Recorded data:
§ §

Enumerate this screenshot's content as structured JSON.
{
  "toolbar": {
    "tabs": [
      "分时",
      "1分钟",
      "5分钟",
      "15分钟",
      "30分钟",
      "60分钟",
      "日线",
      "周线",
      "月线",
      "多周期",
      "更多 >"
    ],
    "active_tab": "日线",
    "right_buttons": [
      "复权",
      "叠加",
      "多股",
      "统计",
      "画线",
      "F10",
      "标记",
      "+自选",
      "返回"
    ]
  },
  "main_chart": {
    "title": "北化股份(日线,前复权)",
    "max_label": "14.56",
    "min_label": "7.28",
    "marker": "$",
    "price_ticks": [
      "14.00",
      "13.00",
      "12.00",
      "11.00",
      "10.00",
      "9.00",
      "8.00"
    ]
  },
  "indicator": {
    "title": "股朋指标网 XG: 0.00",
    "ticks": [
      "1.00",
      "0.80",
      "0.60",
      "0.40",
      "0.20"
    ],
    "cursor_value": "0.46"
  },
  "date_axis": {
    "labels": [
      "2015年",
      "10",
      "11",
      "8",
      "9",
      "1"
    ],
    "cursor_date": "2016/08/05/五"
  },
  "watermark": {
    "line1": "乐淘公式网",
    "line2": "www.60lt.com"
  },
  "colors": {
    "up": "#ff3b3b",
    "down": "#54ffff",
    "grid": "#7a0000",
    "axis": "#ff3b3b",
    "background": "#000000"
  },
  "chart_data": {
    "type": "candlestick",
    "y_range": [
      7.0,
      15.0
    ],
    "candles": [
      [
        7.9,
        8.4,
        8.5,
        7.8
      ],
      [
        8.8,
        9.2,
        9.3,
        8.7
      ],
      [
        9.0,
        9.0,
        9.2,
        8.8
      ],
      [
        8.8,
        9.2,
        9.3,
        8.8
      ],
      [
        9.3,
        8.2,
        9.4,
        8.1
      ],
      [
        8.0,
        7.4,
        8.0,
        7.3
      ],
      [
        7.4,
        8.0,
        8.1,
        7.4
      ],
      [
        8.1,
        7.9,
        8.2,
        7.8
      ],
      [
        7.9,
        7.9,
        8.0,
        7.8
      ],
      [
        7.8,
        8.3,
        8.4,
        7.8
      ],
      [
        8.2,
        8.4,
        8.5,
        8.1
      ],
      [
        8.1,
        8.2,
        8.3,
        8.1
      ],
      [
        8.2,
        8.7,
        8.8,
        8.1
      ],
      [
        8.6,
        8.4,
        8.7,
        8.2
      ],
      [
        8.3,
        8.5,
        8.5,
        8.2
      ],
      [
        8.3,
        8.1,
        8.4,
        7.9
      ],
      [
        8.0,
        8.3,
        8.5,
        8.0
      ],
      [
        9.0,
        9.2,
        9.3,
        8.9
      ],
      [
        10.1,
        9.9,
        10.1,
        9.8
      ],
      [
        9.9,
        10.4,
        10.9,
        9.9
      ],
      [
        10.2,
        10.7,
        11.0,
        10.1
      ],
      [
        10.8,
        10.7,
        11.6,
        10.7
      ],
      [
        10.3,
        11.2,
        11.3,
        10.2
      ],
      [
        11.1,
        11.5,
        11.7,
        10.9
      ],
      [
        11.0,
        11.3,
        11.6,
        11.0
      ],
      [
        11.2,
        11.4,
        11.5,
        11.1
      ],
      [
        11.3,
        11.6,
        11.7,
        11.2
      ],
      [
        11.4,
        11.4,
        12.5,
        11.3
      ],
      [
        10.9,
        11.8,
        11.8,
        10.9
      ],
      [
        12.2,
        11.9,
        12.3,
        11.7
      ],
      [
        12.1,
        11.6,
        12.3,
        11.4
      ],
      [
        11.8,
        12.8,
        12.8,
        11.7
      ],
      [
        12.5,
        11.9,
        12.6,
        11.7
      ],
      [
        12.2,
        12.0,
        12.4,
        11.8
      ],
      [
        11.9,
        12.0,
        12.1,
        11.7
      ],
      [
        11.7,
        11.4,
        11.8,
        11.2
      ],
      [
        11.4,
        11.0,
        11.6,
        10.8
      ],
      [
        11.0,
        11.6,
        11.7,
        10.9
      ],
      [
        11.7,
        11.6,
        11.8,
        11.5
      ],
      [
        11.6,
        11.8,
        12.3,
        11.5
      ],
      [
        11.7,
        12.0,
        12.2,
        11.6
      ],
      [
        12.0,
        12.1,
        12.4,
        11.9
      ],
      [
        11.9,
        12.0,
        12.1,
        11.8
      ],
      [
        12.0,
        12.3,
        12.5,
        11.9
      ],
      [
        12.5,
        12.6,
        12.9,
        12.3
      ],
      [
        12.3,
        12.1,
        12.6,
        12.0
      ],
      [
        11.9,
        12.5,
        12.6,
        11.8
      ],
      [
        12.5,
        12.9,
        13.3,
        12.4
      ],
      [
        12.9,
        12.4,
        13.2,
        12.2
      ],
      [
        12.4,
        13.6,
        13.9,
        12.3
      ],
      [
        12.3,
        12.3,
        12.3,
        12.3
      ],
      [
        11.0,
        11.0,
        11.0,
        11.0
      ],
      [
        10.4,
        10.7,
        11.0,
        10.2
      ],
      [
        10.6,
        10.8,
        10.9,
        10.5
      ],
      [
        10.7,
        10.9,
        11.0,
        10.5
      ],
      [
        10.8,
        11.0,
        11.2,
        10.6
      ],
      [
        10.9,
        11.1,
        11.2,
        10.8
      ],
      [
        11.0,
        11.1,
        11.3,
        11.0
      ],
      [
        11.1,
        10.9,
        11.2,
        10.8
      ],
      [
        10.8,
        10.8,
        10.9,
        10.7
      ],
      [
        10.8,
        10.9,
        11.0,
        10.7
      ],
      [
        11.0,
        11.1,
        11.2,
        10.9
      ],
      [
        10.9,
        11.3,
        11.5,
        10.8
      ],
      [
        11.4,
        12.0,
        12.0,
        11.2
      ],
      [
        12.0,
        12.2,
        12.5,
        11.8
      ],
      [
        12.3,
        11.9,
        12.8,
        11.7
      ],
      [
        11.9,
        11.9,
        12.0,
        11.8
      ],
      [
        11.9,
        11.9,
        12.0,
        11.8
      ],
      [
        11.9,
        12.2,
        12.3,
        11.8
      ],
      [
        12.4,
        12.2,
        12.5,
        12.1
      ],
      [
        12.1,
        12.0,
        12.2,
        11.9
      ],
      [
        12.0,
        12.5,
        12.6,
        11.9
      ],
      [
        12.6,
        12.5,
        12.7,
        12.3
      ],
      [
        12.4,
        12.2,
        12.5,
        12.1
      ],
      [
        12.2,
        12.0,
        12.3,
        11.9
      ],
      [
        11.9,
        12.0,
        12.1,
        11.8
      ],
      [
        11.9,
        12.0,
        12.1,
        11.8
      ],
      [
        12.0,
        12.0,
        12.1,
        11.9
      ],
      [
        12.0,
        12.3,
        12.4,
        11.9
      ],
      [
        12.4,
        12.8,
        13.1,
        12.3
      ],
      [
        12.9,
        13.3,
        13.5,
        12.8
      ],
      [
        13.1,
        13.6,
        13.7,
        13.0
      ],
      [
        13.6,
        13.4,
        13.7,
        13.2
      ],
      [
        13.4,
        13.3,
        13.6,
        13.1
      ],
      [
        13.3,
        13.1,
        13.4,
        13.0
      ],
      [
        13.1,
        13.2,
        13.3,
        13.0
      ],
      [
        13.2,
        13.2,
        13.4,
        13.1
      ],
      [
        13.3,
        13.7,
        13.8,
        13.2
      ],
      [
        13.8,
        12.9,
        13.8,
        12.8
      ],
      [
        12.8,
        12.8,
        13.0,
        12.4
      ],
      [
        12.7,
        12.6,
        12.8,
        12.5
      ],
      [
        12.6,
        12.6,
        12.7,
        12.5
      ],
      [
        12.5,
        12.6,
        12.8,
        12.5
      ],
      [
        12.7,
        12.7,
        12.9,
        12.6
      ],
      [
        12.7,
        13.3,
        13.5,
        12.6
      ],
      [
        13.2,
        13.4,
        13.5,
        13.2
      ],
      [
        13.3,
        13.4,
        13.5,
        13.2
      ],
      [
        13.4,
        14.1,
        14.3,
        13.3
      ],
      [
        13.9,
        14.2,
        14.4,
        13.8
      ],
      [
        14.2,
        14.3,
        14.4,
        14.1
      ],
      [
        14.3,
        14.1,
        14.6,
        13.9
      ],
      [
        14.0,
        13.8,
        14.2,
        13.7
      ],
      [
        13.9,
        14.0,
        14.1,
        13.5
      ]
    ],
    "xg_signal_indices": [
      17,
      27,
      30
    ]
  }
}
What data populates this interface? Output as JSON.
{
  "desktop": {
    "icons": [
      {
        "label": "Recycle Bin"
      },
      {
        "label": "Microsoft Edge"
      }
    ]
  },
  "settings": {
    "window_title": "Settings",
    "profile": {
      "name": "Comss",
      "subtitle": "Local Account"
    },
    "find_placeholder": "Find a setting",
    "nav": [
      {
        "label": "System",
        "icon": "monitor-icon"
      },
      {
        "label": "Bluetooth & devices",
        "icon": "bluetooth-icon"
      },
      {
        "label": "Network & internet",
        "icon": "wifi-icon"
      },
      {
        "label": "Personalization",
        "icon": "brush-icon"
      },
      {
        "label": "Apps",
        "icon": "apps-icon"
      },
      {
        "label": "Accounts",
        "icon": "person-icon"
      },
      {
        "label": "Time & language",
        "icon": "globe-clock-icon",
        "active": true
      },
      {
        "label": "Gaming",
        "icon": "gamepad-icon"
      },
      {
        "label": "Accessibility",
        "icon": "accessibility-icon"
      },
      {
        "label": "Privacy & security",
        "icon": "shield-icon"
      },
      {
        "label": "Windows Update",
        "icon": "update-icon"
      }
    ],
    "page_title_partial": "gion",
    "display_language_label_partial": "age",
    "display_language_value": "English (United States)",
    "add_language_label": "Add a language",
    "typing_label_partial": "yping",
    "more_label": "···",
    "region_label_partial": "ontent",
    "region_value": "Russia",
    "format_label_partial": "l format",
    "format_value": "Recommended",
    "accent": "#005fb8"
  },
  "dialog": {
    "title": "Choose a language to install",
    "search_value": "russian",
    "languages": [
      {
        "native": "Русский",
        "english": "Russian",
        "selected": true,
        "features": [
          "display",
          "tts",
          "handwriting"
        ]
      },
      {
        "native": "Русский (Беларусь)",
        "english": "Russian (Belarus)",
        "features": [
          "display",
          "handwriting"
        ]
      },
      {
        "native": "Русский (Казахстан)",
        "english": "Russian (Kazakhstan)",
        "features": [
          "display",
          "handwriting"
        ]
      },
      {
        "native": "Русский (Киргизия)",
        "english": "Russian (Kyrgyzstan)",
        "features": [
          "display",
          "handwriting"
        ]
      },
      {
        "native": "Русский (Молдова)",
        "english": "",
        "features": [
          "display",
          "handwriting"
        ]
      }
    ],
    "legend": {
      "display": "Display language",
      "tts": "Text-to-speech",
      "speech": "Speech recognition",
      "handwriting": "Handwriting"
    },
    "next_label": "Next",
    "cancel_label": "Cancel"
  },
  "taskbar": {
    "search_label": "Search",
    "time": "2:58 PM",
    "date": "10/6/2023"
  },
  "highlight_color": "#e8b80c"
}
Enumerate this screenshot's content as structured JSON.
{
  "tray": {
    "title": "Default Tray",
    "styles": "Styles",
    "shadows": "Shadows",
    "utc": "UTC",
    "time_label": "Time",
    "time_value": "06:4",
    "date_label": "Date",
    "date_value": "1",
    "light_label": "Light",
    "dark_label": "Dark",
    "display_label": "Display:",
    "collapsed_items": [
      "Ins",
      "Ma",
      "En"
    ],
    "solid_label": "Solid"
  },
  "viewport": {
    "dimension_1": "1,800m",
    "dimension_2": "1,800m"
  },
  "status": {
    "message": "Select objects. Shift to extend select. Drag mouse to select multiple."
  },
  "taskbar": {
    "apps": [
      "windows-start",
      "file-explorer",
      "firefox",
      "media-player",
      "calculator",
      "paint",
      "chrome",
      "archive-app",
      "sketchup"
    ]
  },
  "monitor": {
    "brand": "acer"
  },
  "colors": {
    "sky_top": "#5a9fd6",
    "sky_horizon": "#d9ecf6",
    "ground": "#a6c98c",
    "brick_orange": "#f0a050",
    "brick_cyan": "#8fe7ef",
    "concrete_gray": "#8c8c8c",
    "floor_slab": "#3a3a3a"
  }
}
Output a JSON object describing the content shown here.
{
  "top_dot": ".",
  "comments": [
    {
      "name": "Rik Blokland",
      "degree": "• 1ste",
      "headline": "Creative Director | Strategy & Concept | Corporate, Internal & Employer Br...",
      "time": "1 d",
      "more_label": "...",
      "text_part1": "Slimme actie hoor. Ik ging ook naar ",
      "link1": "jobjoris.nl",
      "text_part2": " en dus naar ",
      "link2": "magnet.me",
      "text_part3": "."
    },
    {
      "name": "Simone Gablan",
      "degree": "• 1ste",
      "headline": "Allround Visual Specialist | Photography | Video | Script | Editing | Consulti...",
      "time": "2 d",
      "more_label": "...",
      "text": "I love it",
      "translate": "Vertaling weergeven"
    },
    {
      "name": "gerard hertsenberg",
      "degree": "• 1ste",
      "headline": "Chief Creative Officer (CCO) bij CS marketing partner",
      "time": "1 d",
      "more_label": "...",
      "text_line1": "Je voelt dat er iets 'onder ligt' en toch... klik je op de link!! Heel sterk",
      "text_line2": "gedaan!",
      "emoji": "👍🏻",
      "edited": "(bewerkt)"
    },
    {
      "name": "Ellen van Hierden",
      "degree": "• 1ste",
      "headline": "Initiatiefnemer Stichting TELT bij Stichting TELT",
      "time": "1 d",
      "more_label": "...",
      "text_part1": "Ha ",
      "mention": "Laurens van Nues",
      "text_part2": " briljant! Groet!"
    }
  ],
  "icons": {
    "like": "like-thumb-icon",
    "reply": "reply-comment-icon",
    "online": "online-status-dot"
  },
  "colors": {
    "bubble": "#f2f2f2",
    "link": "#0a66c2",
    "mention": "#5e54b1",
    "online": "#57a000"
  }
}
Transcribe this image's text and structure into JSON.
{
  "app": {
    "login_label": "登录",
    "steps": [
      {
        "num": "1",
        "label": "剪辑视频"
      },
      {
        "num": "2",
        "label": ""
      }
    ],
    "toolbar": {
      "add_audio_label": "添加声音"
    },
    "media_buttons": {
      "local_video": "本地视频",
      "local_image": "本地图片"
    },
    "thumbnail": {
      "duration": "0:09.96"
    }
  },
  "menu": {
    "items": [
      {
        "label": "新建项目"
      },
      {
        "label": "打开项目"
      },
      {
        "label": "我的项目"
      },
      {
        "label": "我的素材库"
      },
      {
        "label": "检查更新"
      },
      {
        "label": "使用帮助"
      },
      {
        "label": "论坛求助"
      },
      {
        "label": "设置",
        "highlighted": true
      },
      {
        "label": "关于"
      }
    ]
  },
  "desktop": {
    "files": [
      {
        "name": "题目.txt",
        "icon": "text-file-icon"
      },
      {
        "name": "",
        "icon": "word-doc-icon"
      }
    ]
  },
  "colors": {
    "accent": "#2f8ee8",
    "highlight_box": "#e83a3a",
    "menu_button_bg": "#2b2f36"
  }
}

§ §

*What is asked*. Take each line of the material that contains the word "Русский" and list it.

*Response*.
        "native": "Русский",
        "native": "Русский (Беларусь)",
        "native": "Русский (Казахстан)",
        "native": "Русский (Киргизия)",
        "native": "Русский (Молдова)",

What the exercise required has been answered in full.